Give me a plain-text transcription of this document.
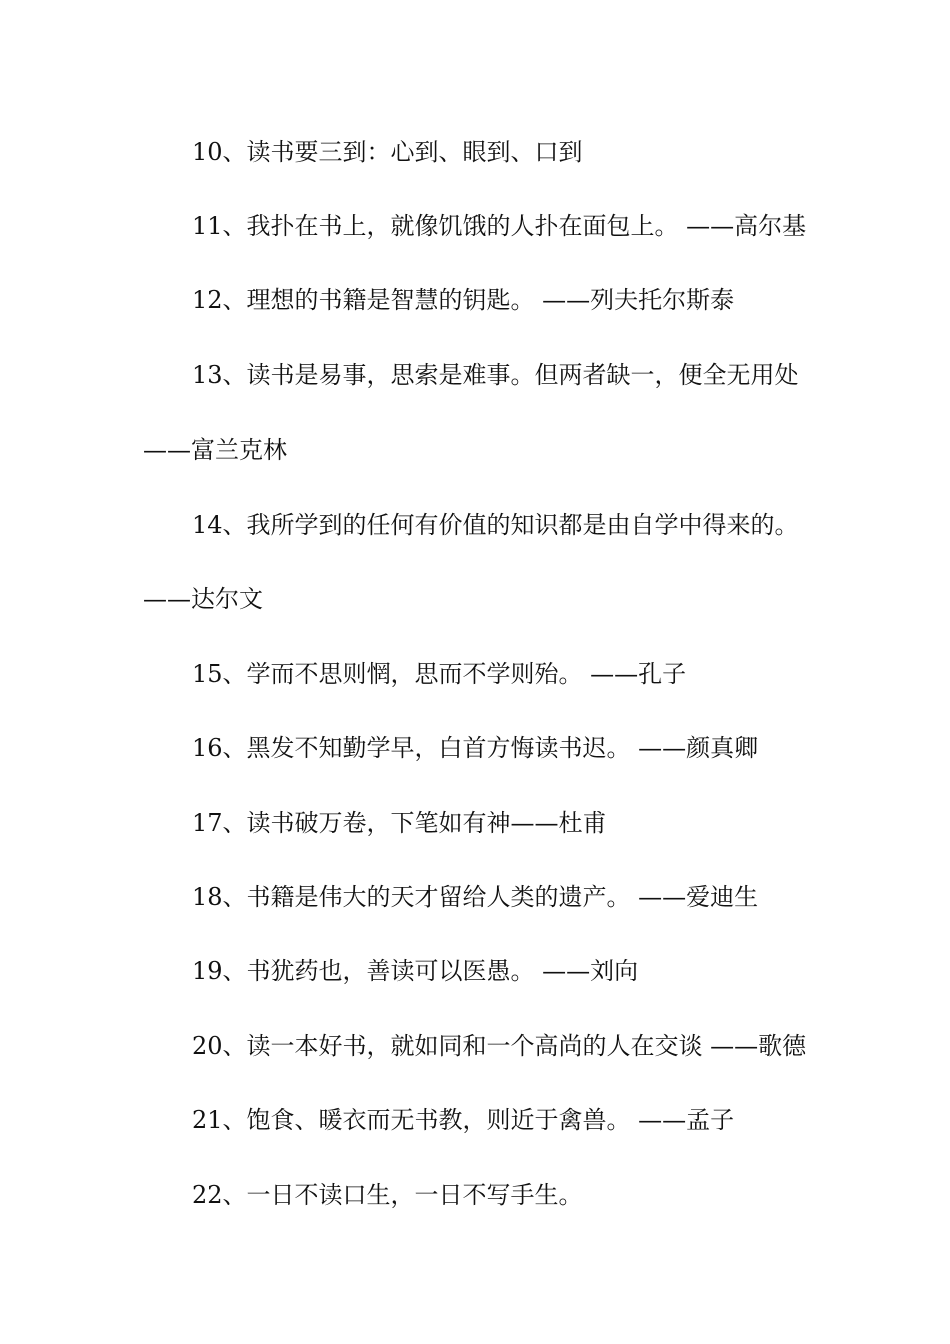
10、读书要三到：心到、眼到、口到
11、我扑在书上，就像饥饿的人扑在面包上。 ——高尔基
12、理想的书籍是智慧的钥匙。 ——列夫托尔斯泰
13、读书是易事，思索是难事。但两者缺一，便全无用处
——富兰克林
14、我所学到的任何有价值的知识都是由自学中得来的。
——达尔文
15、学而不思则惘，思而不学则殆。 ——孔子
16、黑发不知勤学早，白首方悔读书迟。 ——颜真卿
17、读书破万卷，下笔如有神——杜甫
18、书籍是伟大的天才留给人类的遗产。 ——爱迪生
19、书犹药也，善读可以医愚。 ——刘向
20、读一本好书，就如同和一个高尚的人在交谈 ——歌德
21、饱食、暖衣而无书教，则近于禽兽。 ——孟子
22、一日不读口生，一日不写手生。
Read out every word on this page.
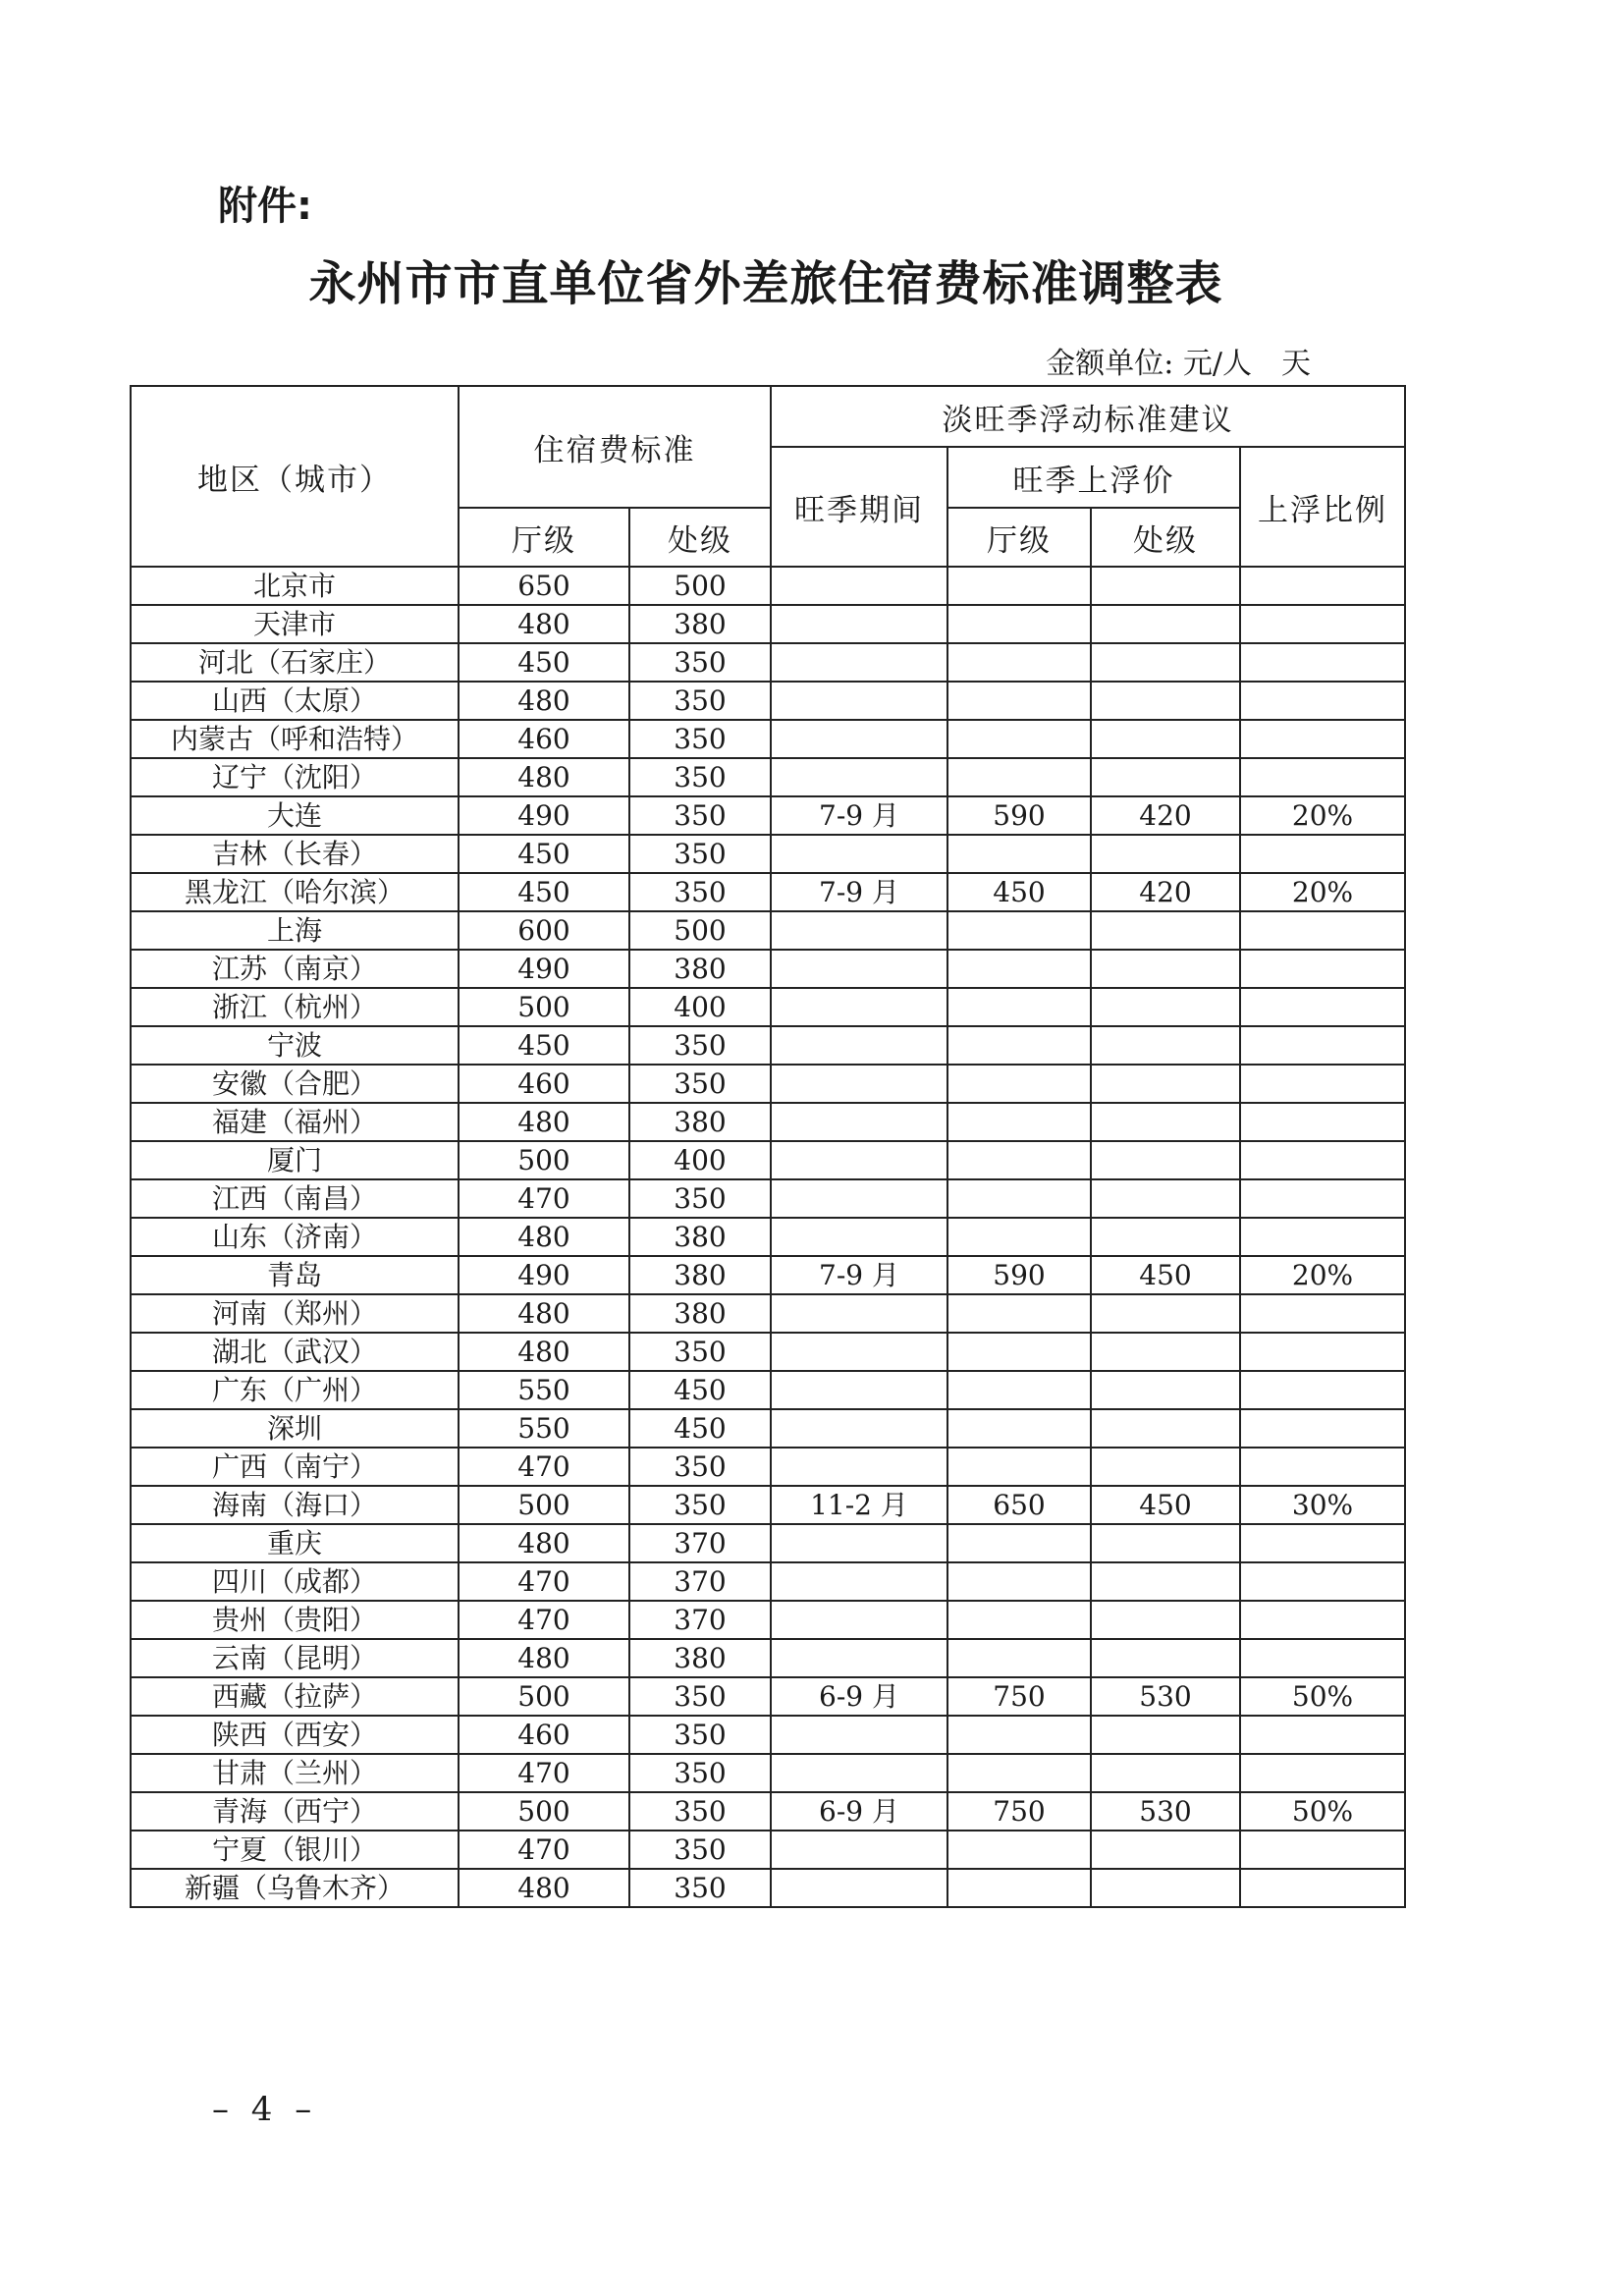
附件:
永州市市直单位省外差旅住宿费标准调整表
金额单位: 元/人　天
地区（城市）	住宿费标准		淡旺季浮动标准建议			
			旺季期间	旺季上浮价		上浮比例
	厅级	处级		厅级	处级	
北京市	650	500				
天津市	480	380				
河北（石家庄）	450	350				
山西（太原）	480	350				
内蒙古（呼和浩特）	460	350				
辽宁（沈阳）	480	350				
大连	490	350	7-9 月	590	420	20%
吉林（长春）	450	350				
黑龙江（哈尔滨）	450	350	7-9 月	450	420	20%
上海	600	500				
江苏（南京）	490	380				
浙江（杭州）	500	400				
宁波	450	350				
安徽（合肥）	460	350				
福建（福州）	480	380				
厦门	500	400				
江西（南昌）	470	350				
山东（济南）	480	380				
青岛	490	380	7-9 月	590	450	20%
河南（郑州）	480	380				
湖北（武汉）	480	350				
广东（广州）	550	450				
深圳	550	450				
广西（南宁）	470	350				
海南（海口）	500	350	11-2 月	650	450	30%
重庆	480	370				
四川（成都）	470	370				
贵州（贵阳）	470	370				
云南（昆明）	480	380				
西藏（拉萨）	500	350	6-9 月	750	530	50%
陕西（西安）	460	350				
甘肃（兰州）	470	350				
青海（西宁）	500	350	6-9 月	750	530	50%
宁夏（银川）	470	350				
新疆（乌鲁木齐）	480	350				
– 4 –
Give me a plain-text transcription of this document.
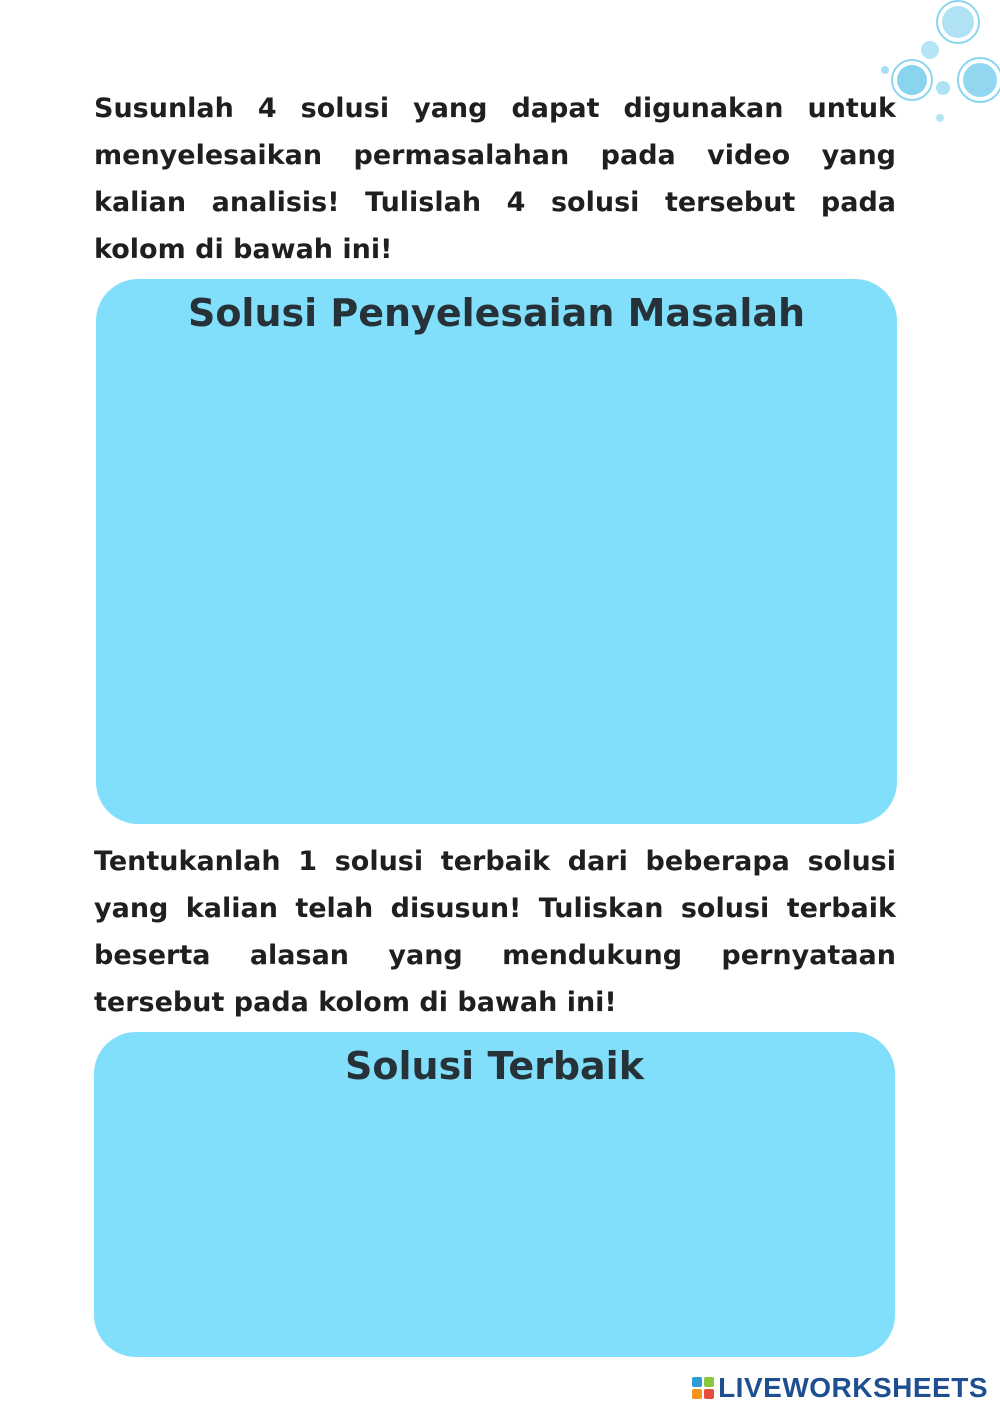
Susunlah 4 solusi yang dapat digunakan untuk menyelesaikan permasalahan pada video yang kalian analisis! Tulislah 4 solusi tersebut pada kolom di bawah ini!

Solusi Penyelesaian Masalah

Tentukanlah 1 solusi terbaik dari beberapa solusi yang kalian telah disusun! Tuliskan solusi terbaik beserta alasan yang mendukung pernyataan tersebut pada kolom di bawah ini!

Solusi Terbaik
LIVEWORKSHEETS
◆ ◆ ◆ ◆
How many lines in the records hold the string "pada"? Reply with the number alone.

2